Exclude all pictures, then copy each of the records exactly as written.

Some records
☆ ☆ ☆ ☆ ☆ ☆ ☆

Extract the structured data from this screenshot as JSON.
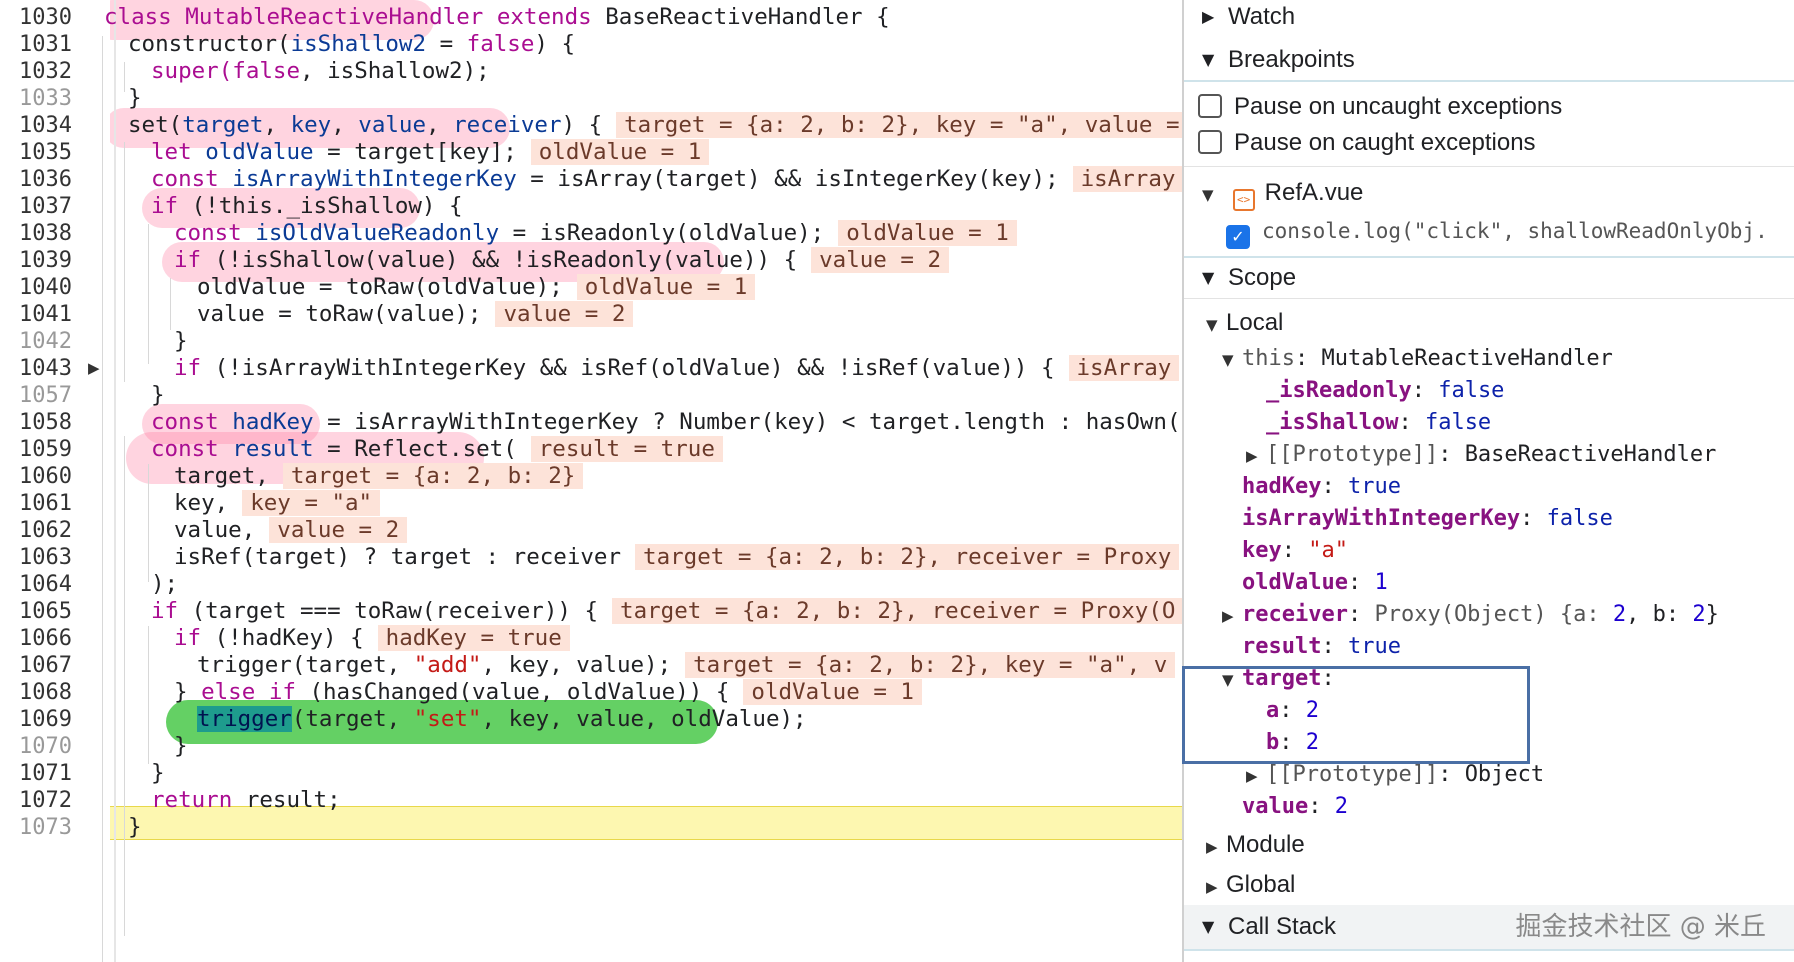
{
  "editor": {
    "gutter": [
      "1030",
      "1031",
      "1032",
      "1033",
      "1034",
      "1035",
      "1036",
      "1037",
      "1038",
      "1039",
      "1040",
      "1041",
      "1042",
      "1043",
      "1057",
      "1058",
      "1059",
      "1060",
      "1061",
      "1062",
      "1063",
      "1064",
      "1065",
      "1066",
      "1067",
      "1068",
      "1069",
      "1070",
      "1071",
      "1072",
      "1073"
    ],
    "lines": {
      "l1030": {
        "a": "class ",
        "b": "MutableReactiveHandler",
        "c": " extends ",
        "d": "BaseReactiveHandler {"
      },
      "l1031": {
        "a": "constructor(",
        "b": "isShallow2",
        "c": " = ",
        "d": "false",
        "e": ") {"
      },
      "l1032": {
        "a": "super(",
        "b": "false",
        "c": ", isShallow2);"
      },
      "l1033": {
        "a": "}"
      },
      "l1034": {
        "a": "set(",
        "b": "target",
        "c": ", ",
        "d": "key",
        "e": ", ",
        "f": "value",
        "g": ", ",
        "h": "receiver",
        "i": ") {",
        "v": "target = {a: 2, b: 2}, key = \"a\", value ="
      },
      "l1035": {
        "a": "let ",
        "b": "oldValue",
        "c": " = target[key];",
        "v": "oldValue = 1"
      },
      "l1036": {
        "a": "const ",
        "b": "isArrayWithIntegerKey",
        "c": " = isArray(target) && isIntegerKey(key);",
        "v": "isArray"
      },
      "l1037": {
        "a": "if ",
        "b": "(!this._isShallow) {"
      },
      "l1038": {
        "a": "const ",
        "b": "isOldValueReadonly",
        "c": " = isReadonly(oldValue);",
        "v": "oldValue = 1"
      },
      "l1039": {
        "a": "if ",
        "b": "(!isShallow(value) && !isReadonly(value)) {",
        "v": "value = 2"
      },
      "l1040": {
        "a": "oldValue = toRaw(oldValue);",
        "v": "oldValue = 1"
      },
      "l1041": {
        "a": "value = toRaw(value);",
        "v": "value = 2"
      },
      "l1042": {
        "a": "}"
      },
      "l1043": {
        "a": "if ",
        "b": "(!isArrayWithIntegerKey && isRef(oldValue) && !isRef(value)) {",
        "v": "isArray"
      },
      "l1057": {
        "a": "}"
      },
      "l1058": {
        "a": "const ",
        "b": "hadKey",
        "c": " = isArrayWithIntegerKey ? Number(key) < target.length : hasOwn("
      },
      "l1059": {
        "a": "const ",
        "b": "result",
        "c": " = Reflect.set(",
        "v": "result = true"
      },
      "l1060": {
        "a": "target,",
        "v": "target = {a: 2, b: 2}"
      },
      "l1061": {
        "a": "key,",
        "v": "key = \"a\""
      },
      "l1062": {
        "a": "value,",
        "v": "value = 2"
      },
      "l1063": {
        "a": "isRef(target) ? target : receiver",
        "v": "target = {a: 2, b: 2}, receiver = Proxy"
      },
      "l1064": {
        "a": ");"
      },
      "l1065": {
        "a": "if ",
        "b": "(target === toRaw(receiver)) {",
        "v": "target = {a: 2, b: 2}, receiver = Proxy(O"
      },
      "l1066": {
        "a": "if ",
        "b": "(!hadKey) {",
        "v": "hadKey = true"
      },
      "l1067": {
        "a": "trigger(target, ",
        "b": "\"add\"",
        "c": ", key, value);",
        "v": "target = {a: 2, b: 2}, key = \"a\", v"
      },
      "l1068": {
        "a": "} ",
        "b": "else if",
        "c": " (hasChanged(value, oldValue)) {",
        "v": "oldValue = 1"
      },
      "l1069": {
        "a": "trigger",
        "b": "(target, ",
        "c": "\"set\"",
        "d": ", key, value, oldValue);"
      },
      "l1070": {
        "a": "}"
      },
      "l1071": {
        "a": "}"
      },
      "l1072": {
        "a": "return ",
        "b": "result;"
      },
      "l1073": {
        "a": "}"
      }
    }
  },
  "sidebar": {
    "watch": "Watch",
    "breakpoints": "Breakpoints",
    "pause_uncaught": "Pause on uncaught exceptions",
    "pause_caught": "Pause on caught exceptions",
    "file_name": "RefA.vue",
    "breakpoint_code": "console.log(\"click\", shallowReadOnlyObj.",
    "scope": "Scope",
    "local": "Local",
    "this_key": "this",
    "this_val": "MutableReactiveHandler",
    "isReadonly_key": "_isReadonly",
    "isReadonly_val": "false",
    "isShallow_key": "_isShallow",
    "isShallow_val": "false",
    "proto1_key": "[[Prototype]]",
    "proto1_val": "BaseReactiveHandler",
    "hadKey_key": "hadKey",
    "hadKey_val": "true",
    "iawik_key": "isArrayWithIntegerKey",
    "iawik_val": "false",
    "key_key": "key",
    "key_val": "\"a\"",
    "oldValue_key": "oldValue",
    "oldValue_val": "1",
    "receiver_key": "receiver",
    "receiver_val_a": "Proxy(Object) {a: ",
    "receiver_val_b": "2",
    "receiver_val_c": ", b: ",
    "receiver_val_d": "2",
    "receiver_val_e": "}",
    "result_key": "result",
    "result_val": "true",
    "target_key": "target",
    "a_key": "a",
    "a_val": "2",
    "b_key": "b",
    "b_val": "2",
    "proto2_key": "[[Prototype]]",
    "proto2_val": "Object",
    "value_key": "value",
    "value_val": "2",
    "module": "Module",
    "global": "Global",
    "call_stack": "Call Stack",
    "watermark": "掘金技术社区 @ 米丘"
  },
  "colors": {
    "execution_line": "#fdf7b0",
    "inline_value_bg": "#fde3d9",
    "annotation_pink": "#ff78a0",
    "annotation_green": "#28be28",
    "annotation_lime": "#c8f032",
    "target_box": "#4a6fa5"
  }
}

☆ ☆ ☆ ☆ ☆ ☆ ☆

● **SOLUTION FOR THIS TASK**:
Extract the structured data from this screenshot as JSON.
{
  "editor": {
    "gutter": [
      "1030",
      "1031",
      "1032",
      "1033",
      "1034",
      "1035",
      "1036",
      "1037",
      "1038",
      "1039",
      "1040",
      "1041",
      "1042",
      "1043",
      "1057",
      "1058",
      "1059",
      "1060",
      "1061",
      "1062",
      "1063",
      "1064",
      "1065",
      "1066",
      "1067",
      "1068",
      "1069",
      "1070",
      "1071",
      "1072",
      "1073"
    ],
    "lines": {
      "l1030": {
        "a": "class ",
        "b": "MutableReactiveHandler",
        "c": " extends ",
        "d": "BaseReactiveHandler {"
      },
      "l1031": {
        "a": "constructor(",
        "b": "isShallow2",
        "c": " = ",
        "d": "false",
        "e": ") {"
      },
      "l1032": {
        "a": "super(",
        "b": "false",
        "c": ", isShallow2);"
      },
      "l1033": {
        "a": "}"
      },
      "l1034": {
        "a": "set(",
        "b": "target",
        "c": ", ",
        "d": "key",
        "e": ", ",
        "f": "value",
        "g": ", ",
        "h": "receiver",
        "i": ") {",
        "v": "target = {a: 2, b: 2}, key = \"a\", value ="
      },
      "l1035": {
        "a": "let ",
        "b": "oldValue",
        "c": " = target[key];",
        "v": "oldValue = 1"
      },
      "l1036": {
        "a": "const ",
        "b": "isArrayWithIntegerKey",
        "c": " = isArray(target) && isIntegerKey(key);",
        "v": "isArray"
      },
      "l1037": {
        "a": "if ",
        "b": "(!this._isShallow) {"
      },
      "l1038": {
        "a": "const ",
        "b": "isOldValueReadonly",
        "c": " = isReadonly(oldValue);",
        "v": "oldValue = 1"
      },
      "l1039": {
        "a": "if ",
        "b": "(!isShallow(value) && !isReadonly(value)) {",
        "v": "value = 2"
      },
      "l1040": {
        "a": "oldValue = toRaw(oldValue);",
        "v": "oldValue = 1"
      },
      "l1041": {
        "a": "value = toRaw(value);",
        "v": "value = 2"
      },
      "l1042": {
        "a": "}"
      },
      "l1043": {
        "a": "if ",
        "b": "(!isArrayWithIntegerKey && isRef(oldValue) && !isRef(value)) {",
        "v": "isArray"
      },
      "l1057": {
        "a": "}"
      },
      "l1058": {
        "a": "const ",
        "b": "hadKey",
        "c": " = isArrayWithIntegerKey ? Number(key) < target.length : hasOwn("
      },
      "l1059": {
        "a": "const ",
        "b": "result",
        "c": " = Reflect.set(",
        "v": "result = true"
      },
      "l1060": {
        "a": "target,",
        "v": "target = {a: 2, b: 2}"
      },
      "l1061": {
        "a": "key,",
        "v": "key = \"a\""
      },
      "l1062": {
        "a": "value,",
        "v": "value = 2"
      },
      "l1063": {
        "a": "isRef(target) ? target : receiver",
        "v": "target = {a: 2, b: 2}, receiver = Proxy"
      },
      "l1064": {
        "a": ");"
      },
      "l1065": {
        "a": "if ",
        "b": "(target === toRaw(receiver)) {",
        "v": "target = {a: 2, b: 2}, receiver = Proxy(O"
      },
      "l1066": {
        "a": "if ",
        "b": "(!hadKey) {",
        "v": "hadKey = true"
      },
      "l1067": {
        "a": "trigger(target, ",
        "b": "\"add\"",
        "c": ", key, value);",
        "v": "target = {a: 2, b: 2}, key = \"a\", v"
      },
      "l1068": {
        "a": "} ",
        "b": "else if",
        "c": " (hasChanged(value, oldValue)) {",
        "v": "oldValue = 1"
      },
      "l1069": {
        "a": "trigger",
        "b": "(target, ",
        "c": "\"set\"",
        "d": ", key, value, oldValue);"
      },
      "l1070": {
        "a": "}"
      },
      "l1071": {
        "a": "}"
      },
      "l1072": {
        "a": "return ",
        "b": "result;"
      },
      "l1073": {
        "a": "}"
      }
    }
  },
  "sidebar": {
    "watch": "Watch",
    "breakpoints": "Breakpoints",
    "pause_uncaught": "Pause on uncaught exceptions",
    "pause_caught": "Pause on caught exceptions",
    "file_name": "RefA.vue",
    "breakpoint_code": "console.log(\"click\", shallowReadOnlyObj.",
    "scope": "Scope",
    "local": "Local",
    "this_key": "this",
    "this_val": "MutableReactiveHandler",
    "isReadonly_key": "_isReadonly",
    "isReadonly_val": "false",
    "isShallow_key": "_isShallow",
    "isShallow_val": "false",
    "proto1_key": "[[Prototype]]",
    "proto1_val": "BaseReactiveHandler",
    "hadKey_key": "hadKey",
    "hadKey_val": "true",
    "iawik_key": "isArrayWithIntegerKey",
    "iawik_val": "false",
    "key_key": "key",
    "key_val": "\"a\"",
    "oldValue_key": "oldValue",
    "oldValue_val": "1",
    "receiver_key": "receiver",
    "receiver_val_a": "Proxy(Object) {a: ",
    "receiver_val_b": "2",
    "receiver_val_c": ", b: ",
    "receiver_val_d": "2",
    "receiver_val_e": "}",
    "result_key": "result",
    "result_val": "true",
    "target_key": "target",
    "a_key": "a",
    "a_val": "2",
    "b_key": "b",
    "b_val": "2",
    "proto2_key": "[[Prototype]]",
    "proto2_val": "Object",
    "value_key": "value",
    "value_val": "2",
    "module": "Module",
    "global": "Global",
    "call_stack": "Call Stack",
    "watermark": "掘金技术社区 @ 米丘"
  },
  "colors": {
    "execution_line": "#fdf7b0",
    "inline_value_bg": "#fde3d9",
    "annotation_pink": "#ff78a0",
    "annotation_green": "#28be28",
    "annotation_lime": "#c8f032",
    "target_box": "#4a6fa5"
  }
}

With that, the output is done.